* [Set task]: Every entry must be repeated exactly. Exclude all pictures.

[Dataset excerpt]
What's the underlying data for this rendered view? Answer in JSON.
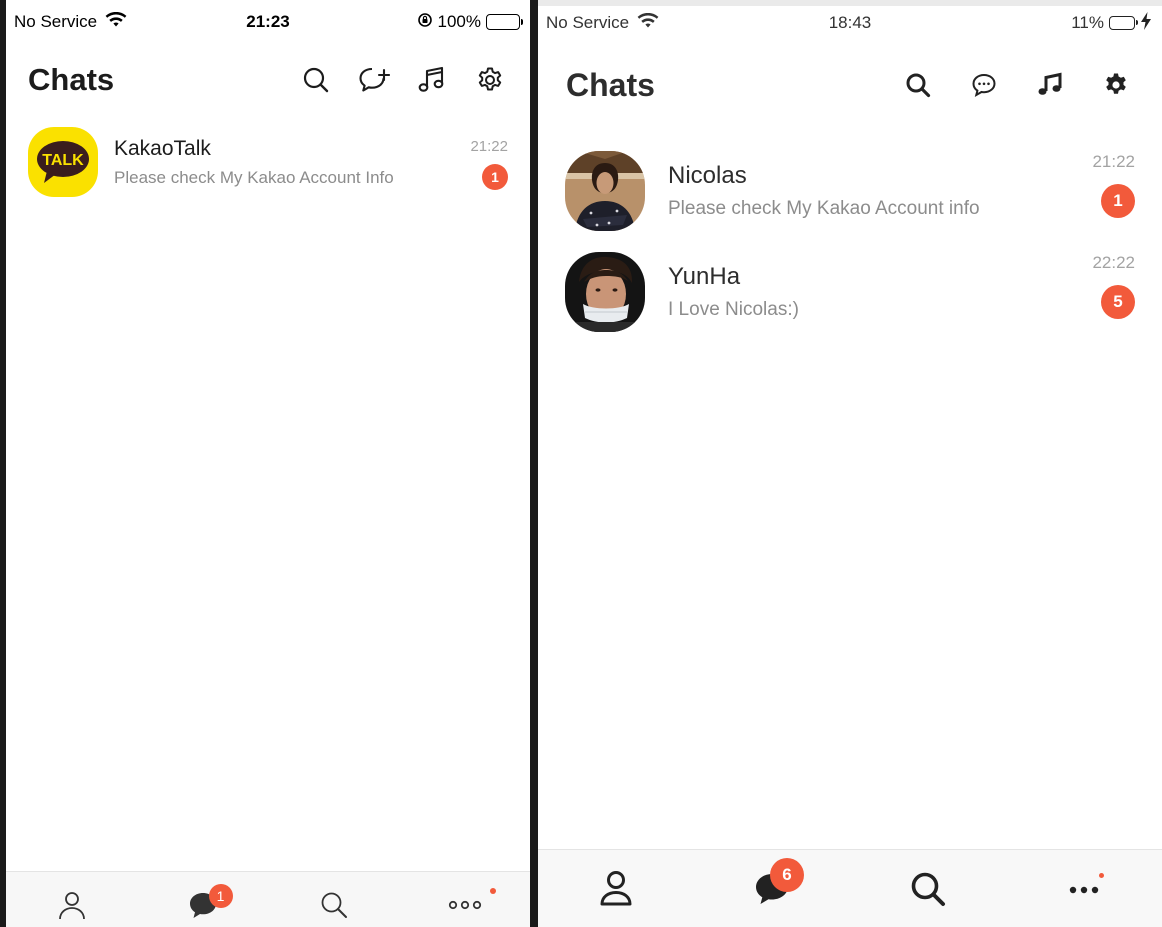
{
  "colors": {
    "badge": "#f25a3b",
    "kakao_yellow": "#fae100",
    "kakao_brown": "#3a1d1d"
  },
  "left_screen": {
    "status": {
      "carrier": "No Service",
      "time": "21:23",
      "battery": "100%",
      "battery_fill": 1.0
    },
    "title": "Chats",
    "header_icons": [
      "search-icon",
      "new-chat-icon",
      "music-icon",
      "gear-icon"
    ],
    "chats": [
      {
        "name": "KakaoTalk",
        "avatar_text": "TALK",
        "preview": "Please check My Kakao Account Info",
        "time": "21:22",
        "unread": "1"
      }
    ],
    "tabs": [
      {
        "icon": "person-icon",
        "badge": ""
      },
      {
        "icon": "chat-bubble-icon",
        "badge": "1"
      },
      {
        "icon": "search-icon",
        "badge": ""
      },
      {
        "icon": "more-icon",
        "dot": true
      }
    ]
  },
  "right_screen": {
    "status": {
      "carrier": "No Service",
      "time": "18:43",
      "battery": "11%",
      "battery_fill": 0.11
    },
    "title": "Chats",
    "header_icons": [
      "search-icon",
      "chat-bubble-icon",
      "music-icon",
      "gear-icon"
    ],
    "chats": [
      {
        "name": "Nicolas",
        "preview": "Please check My Kakao Account info",
        "time": "21:22",
        "unread": "1"
      },
      {
        "name": "YunHa",
        "preview": "I Love Nicolas:)",
        "time": "22:22",
        "unread": "5"
      }
    ],
    "tabs": [
      {
        "icon": "person-icon",
        "badge": ""
      },
      {
        "icon": "chat-bubble-icon",
        "badge": "6"
      },
      {
        "icon": "search-icon",
        "badge": ""
      },
      {
        "icon": "more-icon",
        "dot": true
      }
    ]
  }
}
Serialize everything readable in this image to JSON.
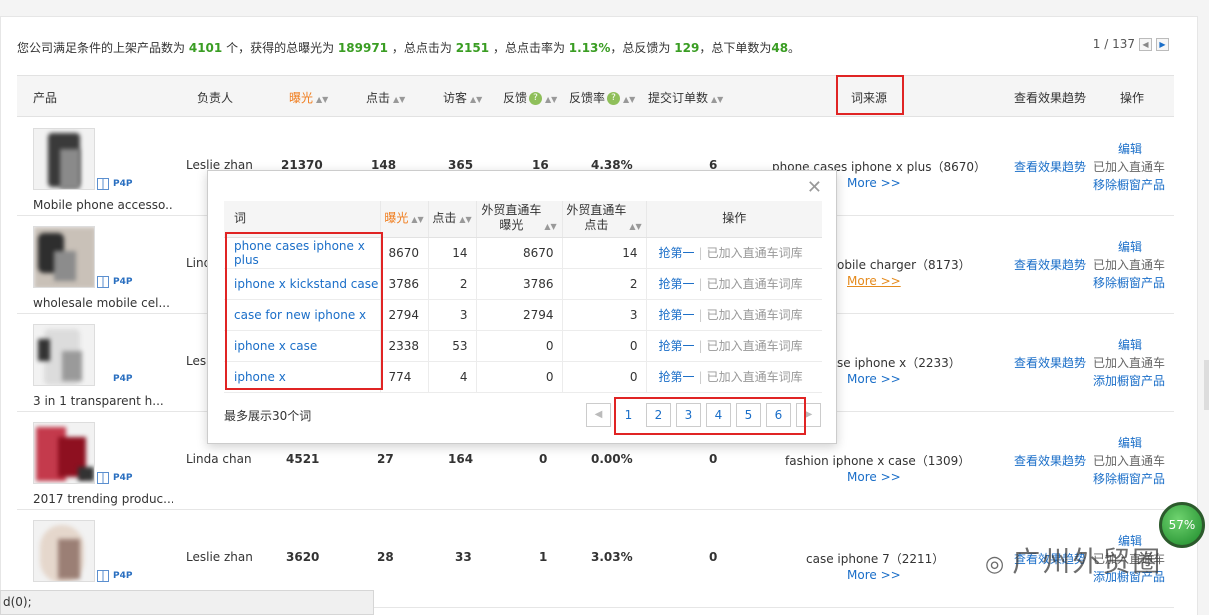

* [Response below]:
What's the underlying data for this rendered view? Answer in JSON.
{
  "colors": {
    "badge": "#f25a3b",
    "kakao_yellow": "#fae100",
    "kakao_brown": "#3a1d1d"
  },
  "left_screen": {
    "status": {
      "carrier": "No Service",
      "time": "21:23",
      "battery": "100%",
      "battery_fill": 1.0
    },
    "title": "Chats",
    "header_icons": [
      "search-icon",
      "new-chat-icon",
      "music-icon",
      "gear-icon"
    ],
    "chats": [
      {
        "name": "KakaoTalk",
        "avatar_text": "TALK",
        "preview": "Please check My Kakao Account Info",
        "time": "21:22",
        "unread": "1"
      }
    ],
    "tabs": [
      {
        "icon": "person-icon",
        "badge": ""
      },
      {
        "icon": "chat-bubble-icon",
        "badge": "1"
      },
      {
        "icon": "search-icon",
        "badge": ""
      },
      {
        "icon": "more-icon",
        "dot": true
      }
    ]
  },
  "right_screen": {
    "status": {
      "carrier": "No Service",
      "time": "18:43",
      "battery": "11%",
      "battery_fill": 0.11
    },
    "title": "Chats",
    "header_icons": [
      "search-icon",
      "chat-bubble-icon",
      "music-icon",
      "gear-icon"
    ],
    "chats": [
      {
        "name": "Nicolas",
        "preview": "Please check My Kakao Account info",
        "time": "21:22",
        "unread": "1"
      },
      {
        "name": "YunHa",
        "preview": "I Love Nicolas:)",
        "time": "22:22",
        "unread": "5"
      }
    ],
    "tabs": [
      {
        "icon": "person-icon",
        "badge": ""
      },
      {
        "icon": "chat-bubble-icon",
        "badge": "6"
      },
      {
        "icon": "search-icon",
        "badge": ""
      },
      {
        "icon": "more-icon",
        "dot": true
      }
    ]
  }
}
Serialize everything readable in this image to JSON.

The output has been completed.